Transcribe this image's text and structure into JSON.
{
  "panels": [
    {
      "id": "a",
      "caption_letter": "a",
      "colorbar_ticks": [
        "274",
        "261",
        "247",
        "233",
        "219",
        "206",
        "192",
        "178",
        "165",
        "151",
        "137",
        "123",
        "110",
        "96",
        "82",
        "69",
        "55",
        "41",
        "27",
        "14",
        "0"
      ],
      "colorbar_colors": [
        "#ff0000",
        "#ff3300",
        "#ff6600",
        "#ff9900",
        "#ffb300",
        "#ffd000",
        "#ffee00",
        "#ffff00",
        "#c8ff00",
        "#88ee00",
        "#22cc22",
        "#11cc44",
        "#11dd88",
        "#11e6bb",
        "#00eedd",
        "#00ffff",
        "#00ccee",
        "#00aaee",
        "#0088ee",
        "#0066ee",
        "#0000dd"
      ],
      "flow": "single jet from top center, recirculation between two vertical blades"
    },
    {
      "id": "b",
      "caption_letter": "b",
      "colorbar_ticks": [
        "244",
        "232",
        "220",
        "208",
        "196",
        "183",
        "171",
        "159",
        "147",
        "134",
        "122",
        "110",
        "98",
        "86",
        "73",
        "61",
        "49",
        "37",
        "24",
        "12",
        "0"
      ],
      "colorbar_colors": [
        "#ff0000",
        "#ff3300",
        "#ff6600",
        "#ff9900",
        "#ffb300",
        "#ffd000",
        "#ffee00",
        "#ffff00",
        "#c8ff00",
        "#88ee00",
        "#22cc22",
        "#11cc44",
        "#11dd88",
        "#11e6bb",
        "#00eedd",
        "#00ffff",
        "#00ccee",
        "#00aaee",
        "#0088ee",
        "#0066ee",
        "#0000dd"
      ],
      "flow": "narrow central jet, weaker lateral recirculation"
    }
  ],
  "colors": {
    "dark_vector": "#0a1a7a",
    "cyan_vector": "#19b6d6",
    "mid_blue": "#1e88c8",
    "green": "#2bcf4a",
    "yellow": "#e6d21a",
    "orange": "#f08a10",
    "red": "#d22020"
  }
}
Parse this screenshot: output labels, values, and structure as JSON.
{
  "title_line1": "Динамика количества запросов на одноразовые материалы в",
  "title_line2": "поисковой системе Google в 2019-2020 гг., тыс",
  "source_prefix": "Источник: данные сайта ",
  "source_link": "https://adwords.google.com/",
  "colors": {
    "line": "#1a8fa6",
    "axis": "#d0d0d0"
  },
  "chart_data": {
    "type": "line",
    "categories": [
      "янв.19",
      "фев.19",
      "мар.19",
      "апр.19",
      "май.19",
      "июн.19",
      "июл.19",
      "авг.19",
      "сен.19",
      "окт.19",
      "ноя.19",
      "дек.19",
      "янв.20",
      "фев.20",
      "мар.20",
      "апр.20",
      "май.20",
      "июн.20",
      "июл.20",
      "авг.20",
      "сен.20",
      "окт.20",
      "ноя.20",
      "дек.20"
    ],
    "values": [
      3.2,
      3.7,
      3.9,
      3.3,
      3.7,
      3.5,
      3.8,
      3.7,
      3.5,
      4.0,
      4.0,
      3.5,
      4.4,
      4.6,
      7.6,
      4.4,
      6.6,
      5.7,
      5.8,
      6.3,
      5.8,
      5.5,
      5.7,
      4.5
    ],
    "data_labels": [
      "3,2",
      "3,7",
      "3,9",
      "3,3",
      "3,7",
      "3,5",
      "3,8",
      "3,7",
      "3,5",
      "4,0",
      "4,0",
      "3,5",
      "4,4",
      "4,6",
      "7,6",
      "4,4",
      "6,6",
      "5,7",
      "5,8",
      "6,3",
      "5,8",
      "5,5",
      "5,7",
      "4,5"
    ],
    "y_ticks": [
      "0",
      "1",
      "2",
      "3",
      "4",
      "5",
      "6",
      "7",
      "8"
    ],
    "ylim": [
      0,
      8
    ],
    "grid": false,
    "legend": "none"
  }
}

## Task prompt
Above are some records. Print them all exactly.

## Result
Transcribe this image's text and structure into JSON.
{
  "panels": [
    {
      "id": "a",
      "caption_letter": "a",
      "colorbar_ticks": [
        "274",
        "261",
        "247",
        "233",
        "219",
        "206",
        "192",
        "178",
        "165",
        "151",
        "137",
        "123",
        "110",
        "96",
        "82",
        "69",
        "55",
        "41",
        "27",
        "14",
        "0"
      ],
      "colorbar_colors": [
        "#ff0000",
        "#ff3300",
        "#ff6600",
        "#ff9900",
        "#ffb300",
        "#ffd000",
        "#ffee00",
        "#ffff00",
        "#c8ff00",
        "#88ee00",
        "#22cc22",
        "#11cc44",
        "#11dd88",
        "#11e6bb",
        "#00eedd",
        "#00ffff",
        "#00ccee",
        "#00aaee",
        "#0088ee",
        "#0066ee",
        "#0000dd"
      ],
      "flow": "single jet from top center, recirculation between two vertical blades"
    },
    {
      "id": "b",
      "caption_letter": "b",
      "colorbar_ticks": [
        "244",
        "232",
        "220",
        "208",
        "196",
        "183",
        "171",
        "159",
        "147",
        "134",
        "122",
        "110",
        "98",
        "86",
        "73",
        "61",
        "49",
        "37",
        "24",
        "12",
        "0"
      ],
      "colorbar_colors": [
        "#ff0000",
        "#ff3300",
        "#ff6600",
        "#ff9900",
        "#ffb300",
        "#ffd000",
        "#ffee00",
        "#ffff00",
        "#c8ff00",
        "#88ee00",
        "#22cc22",
        "#11cc44",
        "#11dd88",
        "#11e6bb",
        "#00eedd",
        "#00ffff",
        "#00ccee",
        "#00aaee",
        "#0088ee",
        "#0066ee",
        "#0000dd"
      ],
      "flow": "narrow central jet, weaker lateral recirculation"
    }
  ],
  "colors": {
    "dark_vector": "#0a1a7a",
    "cyan_vector": "#19b6d6",
    "mid_blue": "#1e88c8",
    "green": "#2bcf4a",
    "yellow": "#e6d21a",
    "orange": "#f08a10",
    "red": "#d22020"
  }
}
Parse this screenshot: output labels, values, and structure as JSON.
{
  "title_line1": "Динамика количества запросов на одноразовые материалы в",
  "title_line2": "поисковой системе Google в 2019-2020 гг., тыс",
  "source_prefix": "Источник: данные сайта ",
  "source_link": "https://adwords.google.com/",
  "colors": {
    "line": "#1a8fa6",
    "axis": "#d0d0d0"
  },
  "chart_data": {
    "type": "line",
    "categories": [
      "янв.19",
      "фев.19",
      "мар.19",
      "апр.19",
      "май.19",
      "июн.19",
      "июл.19",
      "авг.19",
      "сен.19",
      "окт.19",
      "ноя.19",
      "дек.19",
      "янв.20",
      "фев.20",
      "мар.20",
      "апр.20",
      "май.20",
      "июн.20",
      "июл.20",
      "авг.20",
      "сен.20",
      "окт.20",
      "ноя.20",
      "дек.20"
    ],
    "values": [
      3.2,
      3.7,
      3.9,
      3.3,
      3.7,
      3.5,
      3.8,
      3.7,
      3.5,
      4.0,
      4.0,
      3.5,
      4.4,
      4.6,
      7.6,
      4.4,
      6.6,
      5.7,
      5.8,
      6.3,
      5.8,
      5.5,
      5.7,
      4.5
    ],
    "data_labels": [
      "3,2",
      "3,7",
      "3,9",
      "3,3",
      "3,7",
      "3,5",
      "3,8",
      "3,7",
      "3,5",
      "4,0",
      "4,0",
      "3,5",
      "4,4",
      "4,6",
      "7,6",
      "4,4",
      "6,6",
      "5,7",
      "5,8",
      "6,3",
      "5,8",
      "5,5",
      "5,7",
      "4,5"
    ],
    "y_ticks": [
      "0",
      "1",
      "2",
      "3",
      "4",
      "5",
      "6",
      "7",
      "8"
    ],
    "ylim": [
      0,
      8
    ],
    "grid": false,
    "legend": "none"
  }
}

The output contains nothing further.